## SET EXERCISE
Please retype the data in full and exactly; the pictures are not part of the copy.

## MATERIAL PROVIDED
____________________

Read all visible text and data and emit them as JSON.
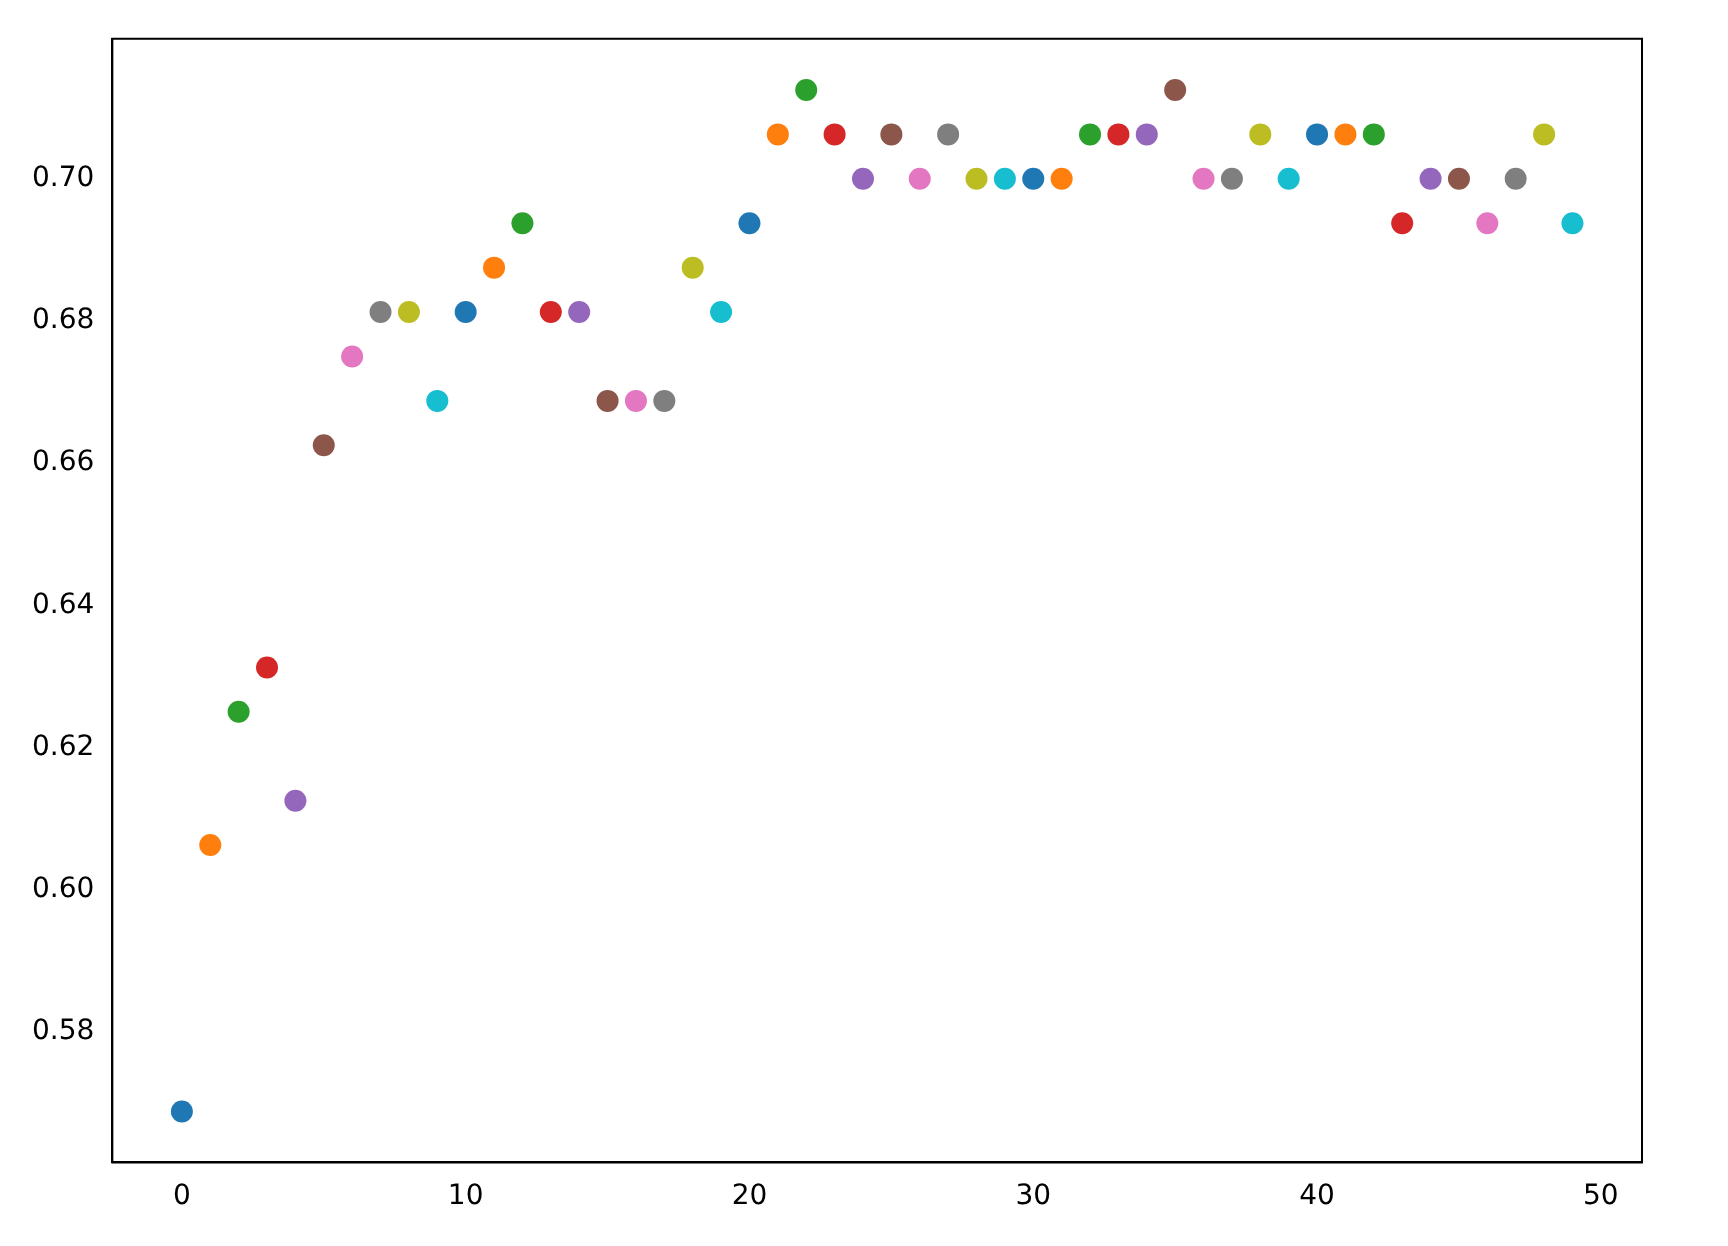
{
  "chart_data": {
    "type": "scatter",
    "x": [
      0,
      1,
      2,
      3,
      4,
      5,
      6,
      7,
      8,
      9,
      10,
      11,
      12,
      13,
      14,
      15,
      16,
      17,
      18,
      19,
      20,
      21,
      22,
      23,
      24,
      25,
      26,
      27,
      28,
      29,
      30,
      31,
      32,
      33,
      34,
      35,
      36,
      37,
      38,
      39,
      40,
      41,
      42,
      43,
      44,
      45,
      46,
      47,
      48,
      49
    ],
    "values": [
      0.56875,
      0.60625,
      0.625,
      0.63125,
      0.6125,
      0.6625,
      0.675,
      0.68125,
      0.68125,
      0.66875,
      0.68125,
      0.6875,
      0.69375,
      0.68125,
      0.68125,
      0.66875,
      0.66875,
      0.66875,
      0.6875,
      0.68125,
      0.69375,
      0.70625,
      0.7125,
      0.70625,
      0.7,
      0.70625,
      0.7,
      0.70625,
      0.7,
      0.7,
      0.7,
      0.7,
      0.70625,
      0.70625,
      0.70625,
      0.7125,
      0.7,
      0.7,
      0.70625,
      0.7,
      0.70625,
      0.70625,
      0.70625,
      0.69375,
      0.7,
      0.7,
      0.69375,
      0.7,
      0.70625,
      0.69375
    ],
    "colors": [
      "#1f77b4",
      "#ff7f0e",
      "#2ca02c",
      "#d62728",
      "#9467bd",
      "#8c564b",
      "#e377c2",
      "#7f7f7f",
      "#bcbd22",
      "#17becf",
      "#1f77b4",
      "#ff7f0e",
      "#2ca02c",
      "#d62728",
      "#9467bd",
      "#8c564b",
      "#e377c2",
      "#7f7f7f",
      "#bcbd22",
      "#17becf",
      "#1f77b4",
      "#ff7f0e",
      "#2ca02c",
      "#d62728",
      "#9467bd",
      "#8c564b",
      "#e377c2",
      "#7f7f7f",
      "#bcbd22",
      "#17becf",
      "#1f77b4",
      "#ff7f0e",
      "#2ca02c",
      "#d62728",
      "#9467bd",
      "#8c564b",
      "#e377c2",
      "#7f7f7f",
      "#bcbd22",
      "#17becf",
      "#1f77b4",
      "#ff7f0e",
      "#2ca02c",
      "#d62728",
      "#9467bd",
      "#8c564b",
      "#e377c2",
      "#7f7f7f",
      "#bcbd22",
      "#17becf"
    ],
    "xlim": [
      -2.45,
      51.45
    ],
    "xticks": [
      0,
      10,
      20,
      30,
      40,
      50
    ],
    "ylim": [
      0.5616,
      0.7197
    ],
    "yticks": [
      0.58,
      {
        "value": 0.6,
        "label": "0.60"
      },
      0.62,
      0.64,
      0.66,
      0.68,
      {
        "value": 0.7,
        "label": "0.70"
      }
    ],
    "marker": "circle",
    "grid": false,
    "legend": false
  }
}
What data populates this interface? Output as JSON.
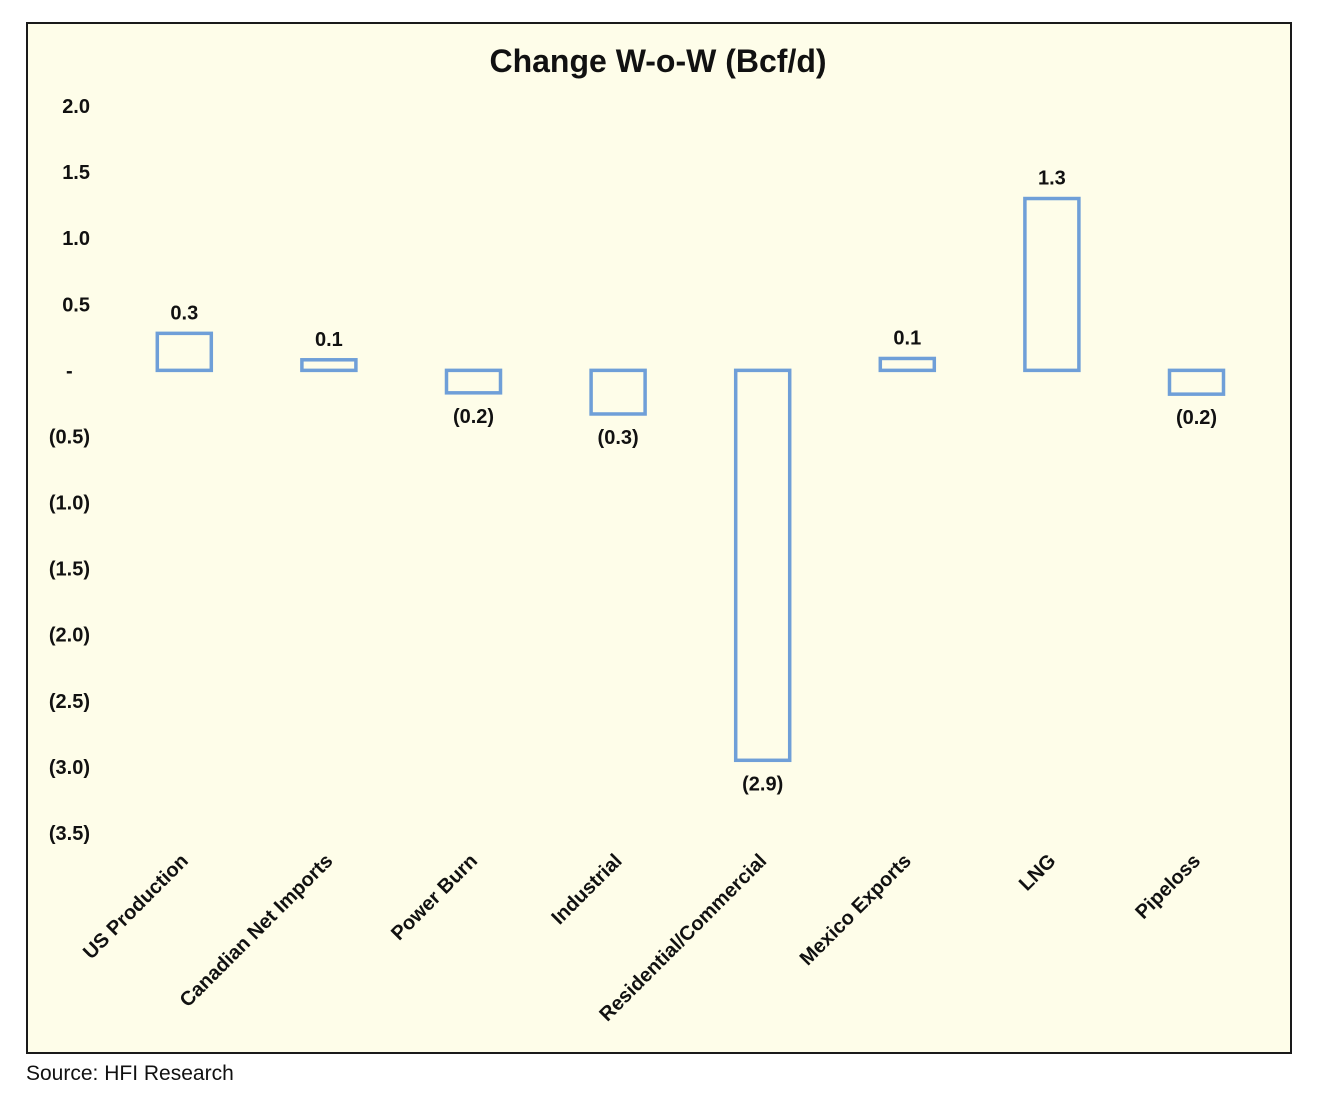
{
  "chart_data": {
    "type": "bar",
    "title": "Change W-o-W (Bcf/d)",
    "categories": [
      "US Production",
      "Canadian Net Imports",
      "Power Burn",
      "Industrial",
      "Residential/Commercial",
      "Mexico Exports",
      "LNG",
      "Pipeloss"
    ],
    "values": [
      0.28,
      0.08,
      -0.17,
      -0.33,
      -2.95,
      0.09,
      1.3,
      -0.18
    ],
    "data_labels": [
      "0.3",
      "0.1",
      "(0.2)",
      "(0.3)",
      "(2.9)",
      "0.1",
      "1.3",
      "(0.2)"
    ],
    "ylim": [
      -3.5,
      2.0
    ],
    "yticks": [
      2.0,
      1.5,
      1.0,
      0.5,
      0,
      -0.5,
      -1.0,
      -1.5,
      -2.0,
      -2.5,
      -3.0,
      -3.5
    ],
    "ytick_labels": [
      "2.0",
      "1.5",
      "1.0",
      "0.5",
      "-",
      "(0.5)",
      "(1.0)",
      "(1.5)",
      "(2.0)",
      "(2.5)",
      "(3.0)",
      "(3.5)"
    ],
    "bar_style": "outline",
    "bar_color": "#6f9fd8",
    "background_color": "#fefde9",
    "grid": false,
    "legend": "none"
  },
  "source": "Source: HFI Research"
}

____________________

## RESULT
Read all visible text and data and emit them as JSON.
{
  "chart_data": {
    "type": "scatter",
    "x": [
      0,
      1,
      2,
      3,
      4,
      5,
      6,
      7,
      8,
      9,
      10,
      11,
      12,
      13,
      14,
      15,
      16,
      17,
      18,
      19,
      20,
      21,
      22,
      23,
      24,
      25,
      26,
      27,
      28,
      29,
      30,
      31,
      32,
      33,
      34,
      35,
      36,
      37,
      38,
      39,
      40,
      41,
      42,
      43,
      44,
      45,
      46,
      47,
      48,
      49
    ],
    "values": [
      0.56875,
      0.60625,
      0.625,
      0.63125,
      0.6125,
      0.6625,
      0.675,
      0.68125,
      0.68125,
      0.66875,
      0.68125,
      0.6875,
      0.69375,
      0.68125,
      0.68125,
      0.66875,
      0.66875,
      0.66875,
      0.6875,
      0.68125,
      0.69375,
      0.70625,
      0.7125,
      0.70625,
      0.7,
      0.70625,
      0.7,
      0.70625,
      0.7,
      0.7,
      0.7,
      0.7,
      0.70625,
      0.70625,
      0.70625,
      0.7125,
      0.7,
      0.7,
      0.70625,
      0.7,
      0.70625,
      0.70625,
      0.70625,
      0.69375,
      0.7,
      0.7,
      0.69375,
      0.7,
      0.70625,
      0.69375
    ],
    "colors": [
      "#1f77b4",
      "#ff7f0e",
      "#2ca02c",
      "#d62728",
      "#9467bd",
      "#8c564b",
      "#e377c2",
      "#7f7f7f",
      "#bcbd22",
      "#17becf",
      "#1f77b4",
      "#ff7f0e",
      "#2ca02c",
      "#d62728",
      "#9467bd",
      "#8c564b",
      "#e377c2",
      "#7f7f7f",
      "#bcbd22",
      "#17becf",
      "#1f77b4",
      "#ff7f0e",
      "#2ca02c",
      "#d62728",
      "#9467bd",
      "#8c564b",
      "#e377c2",
      "#7f7f7f",
      "#bcbd22",
      "#17becf",
      "#1f77b4",
      "#ff7f0e",
      "#2ca02c",
      "#d62728",
      "#9467bd",
      "#8c564b",
      "#e377c2",
      "#7f7f7f",
      "#bcbd22",
      "#17becf",
      "#1f77b4",
      "#ff7f0e",
      "#2ca02c",
      "#d62728",
      "#9467bd",
      "#8c564b",
      "#e377c2",
      "#7f7f7f",
      "#bcbd22",
      "#17becf"
    ],
    "xlim": [
      -2.45,
      51.45
    ],
    "xticks": [
      0,
      10,
      20,
      30,
      40,
      50
    ],
    "ylim": [
      0.5616,
      0.7197
    ],
    "yticks": [
      0.58,
      {
        "value": 0.6,
        "label": "0.60"
      },
      0.62,
      0.64,
      0.66,
      0.68,
      {
        "value": 0.7,
        "label": "0.70"
      }
    ],
    "marker": "circle",
    "grid": false,
    "legend": false
  }
}
What data populates this interface? Output as JSON.
{
  "chart_data": {
    "type": "bar",
    "title": "Change W-o-W (Bcf/d)",
    "categories": [
      "US Production",
      "Canadian Net Imports",
      "Power Burn",
      "Industrial",
      "Residential/Commercial",
      "Mexico Exports",
      "LNG",
      "Pipeloss"
    ],
    "values": [
      0.28,
      0.08,
      -0.17,
      -0.33,
      -2.95,
      0.09,
      1.3,
      -0.18
    ],
    "data_labels": [
      "0.3",
      "0.1",
      "(0.2)",
      "(0.3)",
      "(2.9)",
      "0.1",
      "1.3",
      "(0.2)"
    ],
    "ylim": [
      -3.5,
      2.0
    ],
    "yticks": [
      2.0,
      1.5,
      1.0,
      0.5,
      0,
      -0.5,
      -1.0,
      -1.5,
      -2.0,
      -2.5,
      -3.0,
      -3.5
    ],
    "ytick_labels": [
      "2.0",
      "1.5",
      "1.0",
      "0.5",
      "-",
      "(0.5)",
      "(1.0)",
      "(1.5)",
      "(2.0)",
      "(2.5)",
      "(3.0)",
      "(3.5)"
    ],
    "bar_style": "outline",
    "bar_color": "#6f9fd8",
    "background_color": "#fefde9",
    "grid": false,
    "legend": "none"
  },
  "source": "Source: HFI Research"
}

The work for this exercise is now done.